PROBLEM TO SOLVE
Write out, precisely and in full, each line of the material.
[begin INFORMATION SHOWN]
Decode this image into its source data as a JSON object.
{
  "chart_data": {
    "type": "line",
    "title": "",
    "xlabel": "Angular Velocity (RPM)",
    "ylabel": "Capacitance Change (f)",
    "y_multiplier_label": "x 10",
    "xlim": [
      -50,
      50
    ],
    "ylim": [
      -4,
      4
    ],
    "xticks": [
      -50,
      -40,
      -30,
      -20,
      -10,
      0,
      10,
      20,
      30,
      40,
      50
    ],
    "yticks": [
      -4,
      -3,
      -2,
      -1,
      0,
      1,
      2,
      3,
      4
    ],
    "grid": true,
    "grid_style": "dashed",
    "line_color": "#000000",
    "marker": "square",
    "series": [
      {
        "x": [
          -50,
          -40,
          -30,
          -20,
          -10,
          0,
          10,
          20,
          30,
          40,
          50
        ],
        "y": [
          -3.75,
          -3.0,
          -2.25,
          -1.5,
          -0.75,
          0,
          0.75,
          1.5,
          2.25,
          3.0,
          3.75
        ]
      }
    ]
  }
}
[end INFORMATION SHOWN]
PROBLEM SOLUTION
Decode this image into its source data as a JSON object.
{
  "chart_data": {
    "type": "line",
    "title": "",
    "xlabel": "Angular Velocity (RPM)",
    "ylabel": "Capacitance Change (f)",
    "y_multiplier_label": "x 10",
    "xlim": [
      -50,
      50
    ],
    "ylim": [
      -4,
      4
    ],
    "xticks": [
      -50,
      -40,
      -30,
      -20,
      -10,
      0,
      10,
      20,
      30,
      40,
      50
    ],
    "yticks": [
      -4,
      -3,
      -2,
      -1,
      0,
      1,
      2,
      3,
      4
    ],
    "grid": true,
    "grid_style": "dashed",
    "line_color": "#000000",
    "marker": "square",
    "series": [
      {
        "x": [
          -50,
          -40,
          -30,
          -20,
          -10,
          0,
          10,
          20,
          30,
          40,
          50
        ],
        "y": [
          -3.75,
          -3.0,
          -2.25,
          -1.5,
          -0.75,
          0,
          0.75,
          1.5,
          2.25,
          3.0,
          3.75
        ]
      }
    ]
  }
}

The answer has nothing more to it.